Luglio 16, 2023 0 Comments Fratelli di Vino

Rabbioso ?  No, raboso…di bontà

“Siamo tutti nel fango, ma alcuni di noi guardano le stelle”  (Oscar Wilde)

Scusate il ritardo, come direbbe il grande Troisi, ma le vicende della vita sono imprevedibili e, spesso, non lasciano tempo alle poche cose buone che le danno un senso. Basta così. Torniamo a noi, alla nostra passione, il vino.

L’uva e il vino di cui intendo parlare è il raboso piave. Uva, come spesso capita, dalle misteriose origini. Le più antiche testimonianze provengono da alcuni archivi dei comuni in provincia di Padova, ma ampelografi di chiara fama come il Di Rovasenda indicano la presenza di quest’uva in una vasta area compresa fra l’Istria e la sponda sinistra del fiume Piave già intorno al 1700, il che darebbe una spiegazione e base concreta alla seconda parte del nome.

Sul termine raboso vi sono varie ipotesi ma la più accreditata è quella che lo fa derivare dalle caratteristiche specifiche del vitigno, ossia l’alto contenuto in  acidi e tannini che provocano un forte  e a volte disturbante impatto in bocca da definirlo “rabbioso”, in dialetto  raboso. Tali caratteristiche rendono probabile la sua discendenza  dalle viti selvatiche diffuse nella pianura trevigiana-veneziana.

Il vitigno è stato registrato nel R.N.V. nel 1970 ed è diffuso maggiormente nella pianura trevigiana lungo il corso del fiume Piave, dove rientra nei due disciplinari e denominazioni di maggiore rilevanza sia produttiva che qualitativa, ovvero la DOC Piave Raboso e la DOCG Piave Malanotte o Malanotte del Piave.

········

§ **Consegna**:
Rispondere alle domande seguenti in base al testo sul raboso piave:
1. Da dove provengono le testimonianze più antiche sull'uva raboso?
2. In quale anno il vitigno è stato registrato nel R.N.V.?
3. Quali sono le due denominazioni di maggiore rilevanza in cui rientra il vitigno?

§ **Estratti delle righe**:

········

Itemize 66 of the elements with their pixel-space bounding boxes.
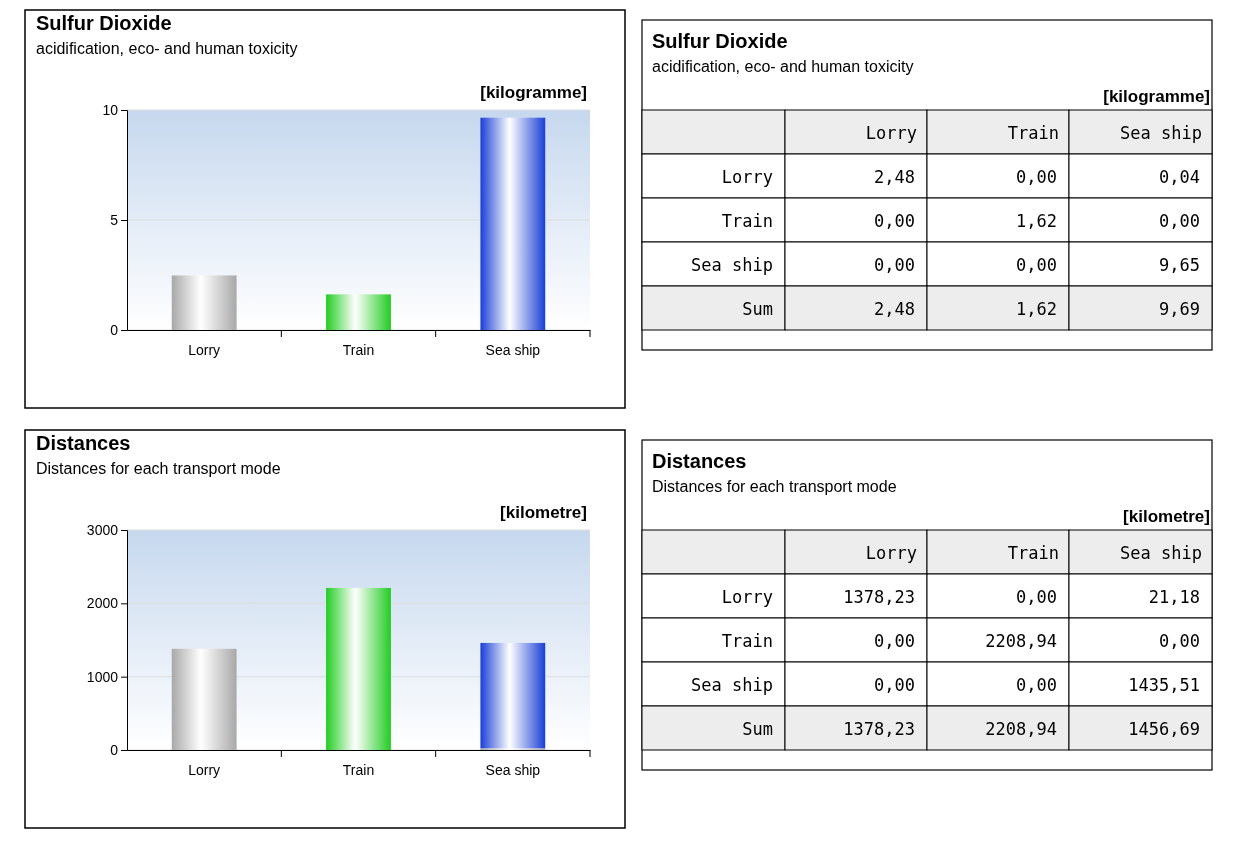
- text: Distances: [652, 450, 747, 472]
- data-label: 21,18: [1148, 587, 1200, 607]
- text: [kilogramme]: [1103, 87, 1210, 106]
- y-tick-label: 0: [110, 321, 119, 338]
- text: Distances for each transport mode: [652, 478, 897, 495]
- text: 1378,23: [843, 719, 915, 739]
- data-label: 0,00: [1016, 255, 1057, 275]
- series-label: Sea ship: [691, 255, 773, 275]
- bar: [326, 587, 391, 750]
- x-tick-label: Train: [342, 342, 375, 359]
- data-label: 0,00: [1159, 631, 1200, 651]
- bar: [480, 642, 546, 749]
- series-label: Sea ship: [691, 675, 773, 695]
- y-tick-label: 10: [102, 101, 119, 118]
- data-label: 0,00: [874, 255, 915, 275]
- data-label: 0,00: [1016, 675, 1057, 695]
- chart-subtitle: Distances for each transport mode: [36, 460, 281, 477]
- chart-title: Distances: [36, 432, 131, 454]
- category-label: Sea ship: [1120, 543, 1202, 563]
- data-label: 1,62: [1016, 211, 1057, 231]
- data-label: 0,04: [1159, 167, 1200, 187]
- category-label: Lorry: [865, 543, 917, 563]
- data-label: 0,00: [1016, 587, 1057, 607]
- data-label: 1435,51: [1128, 675, 1200, 695]
- data-label: 9,65: [1159, 255, 1200, 275]
- series-label: Train: [721, 211, 773, 231]
- category-label: Sea ship: [1120, 123, 1202, 143]
- data-label: 0,00: [1159, 211, 1200, 231]
- series-label: Lorry: [721, 587, 773, 607]
- series-label: Lorry: [721, 167, 773, 187]
- y-tick-label: 2000: [86, 595, 119, 612]
- category-label: Lorry: [865, 123, 917, 143]
- y-tick-label: 0: [110, 741, 119, 758]
- x-tick-label: Lorry: [188, 342, 221, 359]
- text: 2,48: [874, 299, 915, 319]
- x-tick-label: Lorry: [188, 762, 221, 779]
- x-tick-label: Sea ship: [485, 342, 541, 359]
- x-tick-label: Sea ship: [485, 762, 541, 779]
- text: 2208,94: [985, 719, 1057, 739]
- data-label: 0,00: [874, 631, 915, 651]
- text: Sum: [742, 719, 773, 739]
- text: 1456,69: [1128, 719, 1200, 739]
- y-tick-label: 3000: [86, 521, 119, 538]
- data-label: 2208,94: [985, 631, 1057, 651]
- text: Sum: [742, 299, 773, 319]
- data-label: 1378,23: [843, 587, 915, 607]
- text: Sulfur Dioxide: [652, 30, 788, 52]
- text: 9,69: [1159, 299, 1200, 319]
- data-label: 0,00: [1016, 167, 1057, 187]
- data-label: 0,00: [874, 211, 915, 231]
- y-axis-title: [kilometre]: [500, 503, 587, 522]
- text: acidification, eco- and human toxicity: [652, 58, 914, 75]
- series-label: Train: [721, 631, 773, 651]
- category-label: Train: [1007, 123, 1059, 143]
- x-tick-label: Train: [342, 762, 375, 779]
- text: [kilometre]: [1123, 507, 1210, 526]
- y-tick-label: 1000: [86, 668, 119, 685]
- bar: [171, 648, 237, 750]
- y-axis-title: [kilogramme]: [480, 83, 587, 102]
- data-label: 2,48: [874, 167, 915, 187]
- text: 1,62: [1016, 299, 1057, 319]
- y-tick-label: 5: [110, 211, 119, 228]
- data-label: 0,00: [874, 675, 915, 695]
- category-label: Train: [1007, 543, 1059, 563]
- chart-subtitle: acidification, eco- and human toxicity: [36, 40, 298, 57]
- chart-title: Sulfur Dioxide: [36, 12, 172, 34]
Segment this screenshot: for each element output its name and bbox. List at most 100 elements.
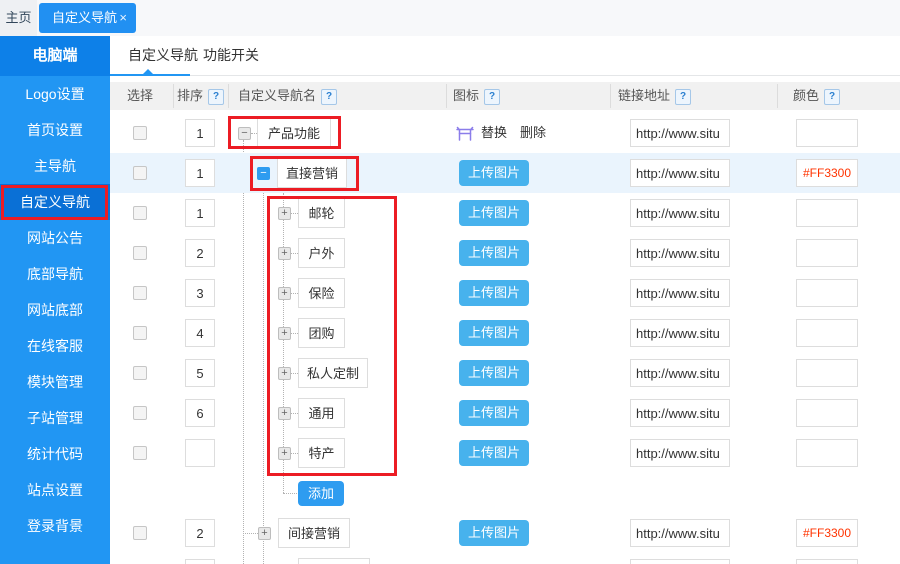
- sidebar-item-module-mgmt[interactable]: 模块管理: [27, 374, 83, 390]
- tree-expand-icon[interactable]: +: [278, 287, 291, 300]
- replace-icon-link[interactable]: 替换: [481, 125, 508, 140]
- color-input[interactable]: [796, 519, 858, 547]
- row-checkbox[interactable]: [133, 406, 147, 420]
- sort-input[interactable]: [185, 199, 215, 227]
- help-icon[interactable]: ?: [824, 89, 841, 105]
- row-checkbox[interactable]: [133, 126, 147, 140]
- link-url-input[interactable]: [630, 399, 730, 427]
- close-icon[interactable]: ×: [119, 10, 127, 25]
- link-url-input[interactable]: [630, 559, 730, 564]
- row-checkbox[interactable]: [133, 326, 147, 340]
- nav-name-box[interactable]: 间接营销: [278, 518, 350, 548]
- color-input[interactable]: [796, 319, 858, 347]
- sort-input[interactable]: [185, 359, 215, 387]
- color-input[interactable]: [796, 559, 858, 564]
- tree-expand-icon[interactable]: +: [278, 247, 291, 260]
- sidebar-item-footer-nav[interactable]: 底部导航: [27, 266, 83, 282]
- color-input[interactable]: [796, 119, 858, 147]
- sort-input[interactable]: [185, 439, 215, 467]
- row-checkbox[interactable]: [133, 166, 147, 180]
- link-url-input[interactable]: [630, 439, 730, 467]
- sort-input[interactable]: [185, 319, 215, 347]
- add-button[interactable]: 添加: [298, 481, 344, 506]
- upload-image-button[interactable]: 上传图片: [459, 160, 529, 186]
- color-input[interactable]: [796, 239, 858, 267]
- sort-input[interactable]: [185, 559, 215, 564]
- link-url-input[interactable]: [630, 199, 730, 227]
- sidebar-item-subsite-mgmt[interactable]: 子站管理: [27, 410, 83, 426]
- upload-image-button[interactable]: 上传图片: [459, 320, 529, 346]
- color-input[interactable]: [796, 399, 858, 427]
- nav-name-box[interactable]: 产品功能: [257, 118, 331, 148]
- sidebar-item-site-footer[interactable]: 网站底部: [27, 302, 83, 318]
- upload-image-button[interactable]: 上传图片: [459, 280, 529, 306]
- tab-feature-switch[interactable]: 功能开关: [203, 47, 259, 63]
- nav-name-box[interactable]: 直接营销: [277, 158, 347, 188]
- sidebar-item-main-nav[interactable]: 主导航: [34, 158, 76, 174]
- row-checkbox[interactable]: [133, 446, 147, 460]
- tree-expand-icon[interactable]: +: [258, 527, 271, 540]
- row-checkbox[interactable]: [133, 526, 147, 540]
- top-tab-bar: 主页 自定义导航 ×: [0, 0, 900, 36]
- tree-expand-icon[interactable]: +: [278, 367, 291, 380]
- color-input[interactable]: [796, 439, 858, 467]
- tree-expand-icon[interactable]: +: [278, 407, 291, 420]
- upload-image-button[interactable]: 上传图片: [459, 200, 529, 226]
- nav-name-box[interactable]: 邮轮: [298, 198, 345, 228]
- nav-name-box[interactable]: 特产: [298, 438, 345, 468]
- row-checkbox[interactable]: [133, 206, 147, 220]
- upload-image-button[interactable]: 上传图片: [459, 360, 529, 386]
- link-url-input[interactable]: [630, 359, 730, 387]
- tab-home[interactable]: 主页: [0, 0, 37, 36]
- nav-name-box[interactable]: 团购: [298, 318, 345, 348]
- sort-input[interactable]: [185, 239, 215, 267]
- sidebar-item-online-service[interactable]: 在线客服: [27, 338, 83, 354]
- sort-input[interactable]: [185, 519, 215, 547]
- tab-custom-nav-panel[interactable]: 自定义导航: [128, 47, 198, 63]
- sidebar-item-site-settings[interactable]: 站点设置: [27, 482, 83, 498]
- color-input[interactable]: [796, 199, 858, 227]
- help-icon[interactable]: ?: [208, 89, 225, 105]
- nav-name-box[interactable]: [298, 558, 370, 564]
- row-checkbox[interactable]: [133, 246, 147, 260]
- upload-image-button[interactable]: 上传图片: [459, 520, 529, 546]
- link-url-input[interactable]: [630, 159, 730, 187]
- sidebar-item-logo-settings[interactable]: Logo设置: [25, 86, 85, 102]
- sort-input[interactable]: [185, 119, 215, 147]
- upload-image-button[interactable]: 上传图片: [459, 440, 529, 466]
- delete-icon-link[interactable]: 删除: [520, 125, 547, 140]
- nav-name-box[interactable]: 通用: [298, 398, 345, 428]
- sidebar-item-home-settings[interactable]: 首页设置: [27, 122, 83, 138]
- help-icon[interactable]: ?: [321, 89, 338, 105]
- tree-collapse-icon[interactable]: −: [257, 167, 270, 180]
- sort-input[interactable]: [185, 279, 215, 307]
- tree-collapse-icon[interactable]: −: [238, 127, 251, 140]
- sort-input[interactable]: [185, 159, 215, 187]
- link-url-input[interactable]: [630, 519, 730, 547]
- help-icon[interactable]: ?: [484, 89, 501, 105]
- link-url-input[interactable]: [630, 239, 730, 267]
- help-icon[interactable]: ?: [675, 89, 692, 105]
- sidebar-item-custom-nav[interactable]: 自定义导航: [0, 184, 110, 220]
- row-checkbox[interactable]: [133, 366, 147, 380]
- nav-name-box[interactable]: 户外: [298, 238, 345, 268]
- nav-name-box[interactable]: 私人定制: [298, 358, 368, 388]
- link-url-input[interactable]: [630, 319, 730, 347]
- upload-image-button[interactable]: 上传图片: [459, 400, 529, 426]
- sidebar-item-stats-code[interactable]: 统计代码: [27, 446, 83, 462]
- upload-image-button[interactable]: 上传图片: [459, 240, 529, 266]
- tree-expand-icon[interactable]: +: [278, 447, 291, 460]
- color-input[interactable]: [796, 159, 858, 187]
- row-checkbox[interactable]: [133, 286, 147, 300]
- color-input[interactable]: [796, 279, 858, 307]
- color-input[interactable]: [796, 359, 858, 387]
- link-url-input[interactable]: [630, 279, 730, 307]
- nav-name-box[interactable]: 保险: [298, 278, 345, 308]
- link-url-input[interactable]: [630, 119, 730, 147]
- tree-expand-icon[interactable]: +: [278, 207, 291, 220]
- tree-expand-icon[interactable]: +: [278, 327, 291, 340]
- sort-input[interactable]: [185, 399, 215, 427]
- tab-custom-nav[interactable]: 自定义导航 ×: [39, 3, 136, 33]
- sidebar-item-login-bg[interactable]: 登录背景: [27, 518, 83, 534]
- sidebar-item-site-notice[interactable]: 网站公告: [27, 230, 83, 246]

········

§ **Risultato esercizio**:
1. Da alcuni archivi dei comuni in provincia di Padova.
2. Nel 1970.
3. La DOC Piave Raboso e la DOCG Piave Malanotte o Malanotte del Piave.